══ Input material ══
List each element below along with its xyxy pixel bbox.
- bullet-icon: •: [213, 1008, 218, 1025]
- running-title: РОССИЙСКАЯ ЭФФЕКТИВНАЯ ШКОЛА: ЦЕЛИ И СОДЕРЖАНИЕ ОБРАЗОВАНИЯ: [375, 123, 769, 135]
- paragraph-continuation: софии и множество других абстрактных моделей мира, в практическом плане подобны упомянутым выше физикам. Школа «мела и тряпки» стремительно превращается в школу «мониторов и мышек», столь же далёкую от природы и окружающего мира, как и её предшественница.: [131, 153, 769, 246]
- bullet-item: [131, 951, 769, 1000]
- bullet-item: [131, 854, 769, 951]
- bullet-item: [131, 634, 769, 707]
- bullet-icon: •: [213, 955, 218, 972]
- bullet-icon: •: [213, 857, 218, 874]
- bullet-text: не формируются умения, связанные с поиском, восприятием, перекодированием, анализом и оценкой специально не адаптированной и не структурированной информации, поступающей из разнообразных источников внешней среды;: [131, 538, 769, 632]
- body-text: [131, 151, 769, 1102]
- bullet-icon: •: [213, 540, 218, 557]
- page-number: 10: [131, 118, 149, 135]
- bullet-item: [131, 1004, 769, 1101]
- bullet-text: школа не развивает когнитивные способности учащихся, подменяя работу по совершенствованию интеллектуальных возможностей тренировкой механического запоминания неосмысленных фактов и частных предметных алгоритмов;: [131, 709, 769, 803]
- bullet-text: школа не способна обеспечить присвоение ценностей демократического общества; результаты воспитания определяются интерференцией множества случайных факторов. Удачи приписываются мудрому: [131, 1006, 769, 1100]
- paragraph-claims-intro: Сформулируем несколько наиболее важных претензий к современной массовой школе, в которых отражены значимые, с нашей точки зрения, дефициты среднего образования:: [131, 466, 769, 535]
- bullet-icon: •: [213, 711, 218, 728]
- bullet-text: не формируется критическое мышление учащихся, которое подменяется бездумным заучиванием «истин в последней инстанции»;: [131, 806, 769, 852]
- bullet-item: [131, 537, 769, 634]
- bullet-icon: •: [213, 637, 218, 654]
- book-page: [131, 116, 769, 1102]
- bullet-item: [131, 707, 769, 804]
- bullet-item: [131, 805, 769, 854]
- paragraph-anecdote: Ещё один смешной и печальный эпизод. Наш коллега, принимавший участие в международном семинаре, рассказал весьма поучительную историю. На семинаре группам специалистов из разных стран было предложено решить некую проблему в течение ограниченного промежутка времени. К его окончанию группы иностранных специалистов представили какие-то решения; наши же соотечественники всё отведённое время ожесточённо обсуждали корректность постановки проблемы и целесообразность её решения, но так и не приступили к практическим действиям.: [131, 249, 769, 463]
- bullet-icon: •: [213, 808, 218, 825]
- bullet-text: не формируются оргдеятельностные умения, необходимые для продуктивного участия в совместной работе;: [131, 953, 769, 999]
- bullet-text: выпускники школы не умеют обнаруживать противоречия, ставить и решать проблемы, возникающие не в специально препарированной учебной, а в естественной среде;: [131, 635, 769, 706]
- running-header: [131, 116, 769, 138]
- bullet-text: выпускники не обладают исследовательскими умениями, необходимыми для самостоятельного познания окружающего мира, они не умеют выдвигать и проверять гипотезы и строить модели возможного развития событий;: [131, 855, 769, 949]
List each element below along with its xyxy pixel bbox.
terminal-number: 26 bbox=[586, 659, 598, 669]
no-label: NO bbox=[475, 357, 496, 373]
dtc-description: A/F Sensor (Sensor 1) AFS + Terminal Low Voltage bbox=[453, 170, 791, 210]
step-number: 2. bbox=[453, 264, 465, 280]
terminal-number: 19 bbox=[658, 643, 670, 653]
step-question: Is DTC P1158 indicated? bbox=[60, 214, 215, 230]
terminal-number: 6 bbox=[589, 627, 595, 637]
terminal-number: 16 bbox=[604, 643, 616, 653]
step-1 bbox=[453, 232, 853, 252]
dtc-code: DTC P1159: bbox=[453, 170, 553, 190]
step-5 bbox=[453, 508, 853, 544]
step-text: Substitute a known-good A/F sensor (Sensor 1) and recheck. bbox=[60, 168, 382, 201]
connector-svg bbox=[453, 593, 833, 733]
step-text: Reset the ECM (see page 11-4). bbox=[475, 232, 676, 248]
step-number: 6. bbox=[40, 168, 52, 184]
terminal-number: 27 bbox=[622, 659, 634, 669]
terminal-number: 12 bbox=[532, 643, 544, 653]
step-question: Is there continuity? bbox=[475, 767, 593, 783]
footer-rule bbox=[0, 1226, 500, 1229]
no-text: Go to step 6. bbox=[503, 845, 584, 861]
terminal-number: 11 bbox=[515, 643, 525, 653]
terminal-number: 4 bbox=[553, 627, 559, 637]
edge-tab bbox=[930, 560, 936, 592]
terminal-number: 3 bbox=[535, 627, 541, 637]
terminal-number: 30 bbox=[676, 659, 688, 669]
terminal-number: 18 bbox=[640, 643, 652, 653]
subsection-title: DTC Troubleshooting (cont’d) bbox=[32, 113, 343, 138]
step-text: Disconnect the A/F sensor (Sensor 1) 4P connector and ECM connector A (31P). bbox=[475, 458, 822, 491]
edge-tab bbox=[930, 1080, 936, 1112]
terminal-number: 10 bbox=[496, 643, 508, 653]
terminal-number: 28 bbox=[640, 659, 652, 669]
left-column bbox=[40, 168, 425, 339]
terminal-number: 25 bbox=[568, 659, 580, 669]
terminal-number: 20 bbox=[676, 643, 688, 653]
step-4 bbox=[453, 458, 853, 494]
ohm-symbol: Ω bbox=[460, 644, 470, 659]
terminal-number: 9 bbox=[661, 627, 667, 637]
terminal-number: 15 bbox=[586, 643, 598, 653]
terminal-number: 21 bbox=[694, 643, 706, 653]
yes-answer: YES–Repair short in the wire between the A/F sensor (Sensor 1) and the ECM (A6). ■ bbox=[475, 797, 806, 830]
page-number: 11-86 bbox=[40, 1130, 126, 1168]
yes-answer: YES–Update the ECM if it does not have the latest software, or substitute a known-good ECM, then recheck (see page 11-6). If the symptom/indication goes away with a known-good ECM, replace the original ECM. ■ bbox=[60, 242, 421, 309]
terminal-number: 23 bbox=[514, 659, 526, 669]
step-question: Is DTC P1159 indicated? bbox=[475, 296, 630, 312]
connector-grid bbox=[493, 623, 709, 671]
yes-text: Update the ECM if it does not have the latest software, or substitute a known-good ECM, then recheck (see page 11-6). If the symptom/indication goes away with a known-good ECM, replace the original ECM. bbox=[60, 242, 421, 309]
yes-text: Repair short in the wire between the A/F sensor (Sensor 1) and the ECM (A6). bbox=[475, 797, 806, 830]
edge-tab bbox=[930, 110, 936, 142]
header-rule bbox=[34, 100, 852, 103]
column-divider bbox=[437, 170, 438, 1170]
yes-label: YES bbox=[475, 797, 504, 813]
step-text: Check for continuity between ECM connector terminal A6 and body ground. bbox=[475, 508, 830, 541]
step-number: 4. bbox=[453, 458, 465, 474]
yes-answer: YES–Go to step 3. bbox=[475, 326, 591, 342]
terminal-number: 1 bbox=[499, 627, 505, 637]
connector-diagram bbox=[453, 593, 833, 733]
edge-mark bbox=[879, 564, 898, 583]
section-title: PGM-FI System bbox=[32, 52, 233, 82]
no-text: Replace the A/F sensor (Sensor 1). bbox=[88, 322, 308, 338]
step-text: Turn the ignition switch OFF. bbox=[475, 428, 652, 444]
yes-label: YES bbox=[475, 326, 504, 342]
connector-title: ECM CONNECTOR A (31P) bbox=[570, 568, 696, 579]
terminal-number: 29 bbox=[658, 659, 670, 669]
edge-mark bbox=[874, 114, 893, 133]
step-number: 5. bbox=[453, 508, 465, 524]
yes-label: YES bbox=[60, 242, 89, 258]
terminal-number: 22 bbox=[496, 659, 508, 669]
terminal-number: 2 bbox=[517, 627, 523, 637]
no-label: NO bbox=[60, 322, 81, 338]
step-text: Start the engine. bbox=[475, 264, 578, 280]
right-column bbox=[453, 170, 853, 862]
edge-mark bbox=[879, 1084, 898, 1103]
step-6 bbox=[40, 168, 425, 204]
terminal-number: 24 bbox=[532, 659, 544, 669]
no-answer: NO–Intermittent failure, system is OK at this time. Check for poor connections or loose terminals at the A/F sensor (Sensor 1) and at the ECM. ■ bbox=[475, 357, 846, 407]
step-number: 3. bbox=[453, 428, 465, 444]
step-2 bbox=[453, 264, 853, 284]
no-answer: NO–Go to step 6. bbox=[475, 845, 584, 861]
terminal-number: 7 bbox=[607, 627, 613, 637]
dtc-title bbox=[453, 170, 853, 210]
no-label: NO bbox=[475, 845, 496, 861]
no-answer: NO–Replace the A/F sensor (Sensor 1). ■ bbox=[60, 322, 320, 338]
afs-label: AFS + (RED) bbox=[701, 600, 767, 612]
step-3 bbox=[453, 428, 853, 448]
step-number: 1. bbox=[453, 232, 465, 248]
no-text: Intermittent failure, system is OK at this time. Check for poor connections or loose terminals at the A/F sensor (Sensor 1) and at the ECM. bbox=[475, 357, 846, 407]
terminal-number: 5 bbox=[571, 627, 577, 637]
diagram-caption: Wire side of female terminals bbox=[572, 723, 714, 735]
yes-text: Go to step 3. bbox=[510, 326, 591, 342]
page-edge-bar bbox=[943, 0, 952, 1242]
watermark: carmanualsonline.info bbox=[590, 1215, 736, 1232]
═══
List each line of the listing above that contains the word "then".

yes-answer: YES–Update the ECM if it does not have the latest software, or substitute a known-good ECM, then recheck (see page 11-6). If the symptom/indication goes away with a known-good ECM, replace the original ECM. ■ bbox=[60, 242, 421, 309]
yes-text: Update the ECM if it does not have the latest software, or substitute a known-good ECM, then recheck (see page 11-6). If the symptom/indication goes away with a known-good ECM, replace the original ECM. bbox=[60, 242, 421, 309]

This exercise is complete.